Альберт Лео Шлагетер (1894–1923) – немецкий лейтенант в отставке, член фрайкора и партизан периода после Первой мировой войны, один из главных мучеников в нацистском мартирологе.
Я сел на поезд до Берхтесгадена, но обнаружил там Гитлера в мрачном настроении. Нет, так много дел, и там все равно будет так много других людей со своими речами, это не стоило его времени. Он немного приободрился, когда я предложил устроить торжественную процессию и провезти гроб по Германии, как это было во время похорон президента Линкольна, которые видела моя мать и о которых так часто мне рассказывала. Это оказалось неосуществимым, но я был вооружен работами Карлейля и привел Гитлеру цитату о том, что «любая нация, которая не уважает своих мертвых, больше не может называться нацией». Это его очень глубоко тронуло, и мы вместе засели за написание общей схемы речи вокруг этой основной идеи.

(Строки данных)
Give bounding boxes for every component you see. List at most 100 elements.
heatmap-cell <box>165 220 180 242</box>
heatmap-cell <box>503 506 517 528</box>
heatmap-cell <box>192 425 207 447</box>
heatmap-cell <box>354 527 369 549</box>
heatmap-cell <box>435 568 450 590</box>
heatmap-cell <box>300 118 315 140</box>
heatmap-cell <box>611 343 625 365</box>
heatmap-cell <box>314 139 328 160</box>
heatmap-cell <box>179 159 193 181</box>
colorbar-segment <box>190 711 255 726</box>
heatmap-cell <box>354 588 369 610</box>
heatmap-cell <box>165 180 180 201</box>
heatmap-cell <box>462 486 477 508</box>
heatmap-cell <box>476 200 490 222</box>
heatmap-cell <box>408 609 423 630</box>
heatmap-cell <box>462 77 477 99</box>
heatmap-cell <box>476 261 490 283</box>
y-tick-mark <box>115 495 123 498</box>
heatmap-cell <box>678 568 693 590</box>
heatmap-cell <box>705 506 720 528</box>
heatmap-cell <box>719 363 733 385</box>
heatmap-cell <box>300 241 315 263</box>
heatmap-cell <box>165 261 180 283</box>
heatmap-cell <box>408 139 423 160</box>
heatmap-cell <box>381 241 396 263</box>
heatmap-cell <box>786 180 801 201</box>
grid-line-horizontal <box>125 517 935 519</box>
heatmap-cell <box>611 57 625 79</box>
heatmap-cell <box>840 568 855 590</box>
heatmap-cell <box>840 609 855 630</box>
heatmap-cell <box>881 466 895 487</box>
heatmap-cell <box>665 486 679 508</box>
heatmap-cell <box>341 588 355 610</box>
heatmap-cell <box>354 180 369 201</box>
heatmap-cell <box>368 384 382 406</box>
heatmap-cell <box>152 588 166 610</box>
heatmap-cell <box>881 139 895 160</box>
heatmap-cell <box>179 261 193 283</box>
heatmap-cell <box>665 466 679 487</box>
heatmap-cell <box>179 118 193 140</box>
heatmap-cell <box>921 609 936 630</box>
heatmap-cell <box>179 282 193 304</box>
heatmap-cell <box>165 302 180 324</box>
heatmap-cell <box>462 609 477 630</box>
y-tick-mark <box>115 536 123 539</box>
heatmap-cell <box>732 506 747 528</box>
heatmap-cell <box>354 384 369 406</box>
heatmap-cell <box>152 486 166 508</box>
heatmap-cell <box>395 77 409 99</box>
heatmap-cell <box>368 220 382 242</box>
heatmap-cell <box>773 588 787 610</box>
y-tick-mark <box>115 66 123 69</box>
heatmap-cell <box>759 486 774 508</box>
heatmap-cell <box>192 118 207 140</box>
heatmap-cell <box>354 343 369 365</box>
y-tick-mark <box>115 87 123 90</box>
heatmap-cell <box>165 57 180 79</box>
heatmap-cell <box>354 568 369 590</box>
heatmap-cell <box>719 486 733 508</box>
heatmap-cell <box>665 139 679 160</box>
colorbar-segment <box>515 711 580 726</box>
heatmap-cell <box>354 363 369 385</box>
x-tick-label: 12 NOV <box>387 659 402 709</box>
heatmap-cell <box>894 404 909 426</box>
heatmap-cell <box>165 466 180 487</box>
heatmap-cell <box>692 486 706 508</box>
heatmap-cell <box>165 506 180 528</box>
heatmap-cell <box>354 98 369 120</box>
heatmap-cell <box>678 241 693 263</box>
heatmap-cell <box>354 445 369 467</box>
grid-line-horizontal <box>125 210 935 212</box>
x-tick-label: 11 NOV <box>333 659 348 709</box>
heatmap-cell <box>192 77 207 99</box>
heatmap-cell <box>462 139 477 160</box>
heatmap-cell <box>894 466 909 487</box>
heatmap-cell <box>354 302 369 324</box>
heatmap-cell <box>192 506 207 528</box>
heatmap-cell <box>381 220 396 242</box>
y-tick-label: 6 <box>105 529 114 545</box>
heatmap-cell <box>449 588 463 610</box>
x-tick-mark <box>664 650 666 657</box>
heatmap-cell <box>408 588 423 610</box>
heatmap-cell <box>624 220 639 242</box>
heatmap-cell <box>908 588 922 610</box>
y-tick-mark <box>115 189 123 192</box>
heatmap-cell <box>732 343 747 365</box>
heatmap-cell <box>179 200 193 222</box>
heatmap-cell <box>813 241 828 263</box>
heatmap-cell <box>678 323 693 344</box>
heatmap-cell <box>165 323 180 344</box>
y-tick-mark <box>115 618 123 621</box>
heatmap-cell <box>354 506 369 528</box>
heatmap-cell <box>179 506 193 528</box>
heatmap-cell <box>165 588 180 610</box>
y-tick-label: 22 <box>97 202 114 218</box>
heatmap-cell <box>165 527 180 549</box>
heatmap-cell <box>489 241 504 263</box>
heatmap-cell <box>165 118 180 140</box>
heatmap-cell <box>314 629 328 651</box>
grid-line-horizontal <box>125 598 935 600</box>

**Задания:**
(a) Перечислите всех людей, которые названы в исходном документе по имени или фамилии.
(b) Продолжите исходный документ о Шлагетере, начав сразу после его последнего предложения.

**Ответы:**
(a) Альберт Лео Шлагетер, Гитлер, президент Линкольн, Карлейль.

(b)
К тому времени уже было довольно поздно, и я решил остаться на ночь в пансионате, где часто бывал Гитлер. Там было очень людно, и я встретился с Экартом, который пребывал в самом разочарованном настроении, чем сильно охладил мой пыл. Место называлось пансионом «Мориц», которым управлял бывший автогонщик Бюхнер. Его жена, Элизабет, была похожа на Брунгильду со сверкающими золотыми зубами, и она стала очередной из безрезультатных возвышенных страстей Гитлера. Он изображал для нее романтического революционера, расхаживая вокруг и щелкая хлыстом из кожи носорога, который та ему подарила. Прежде чем мы отправились спать, Экарт излил мне то, что накопилось у него в душе по поводу Гитлера. «Вы знаете, Ханфштангль, – говорил он, – с Адольфом случилось нечто совершенно неправильное. У него развивается неизлечимый случай мании величия. На прошлой неделе он вышагивал по двору здесь со своим чертовым хлыстом и выкрикивал: „Я должен войти в Берлин, как Иисус в Иерусалимский храм, и изгнать оттуда ростовщиков“ и еще более несусветную чушь. Я говорю вам, если в нем победит этот комплекс мессии, он погубит нас всех».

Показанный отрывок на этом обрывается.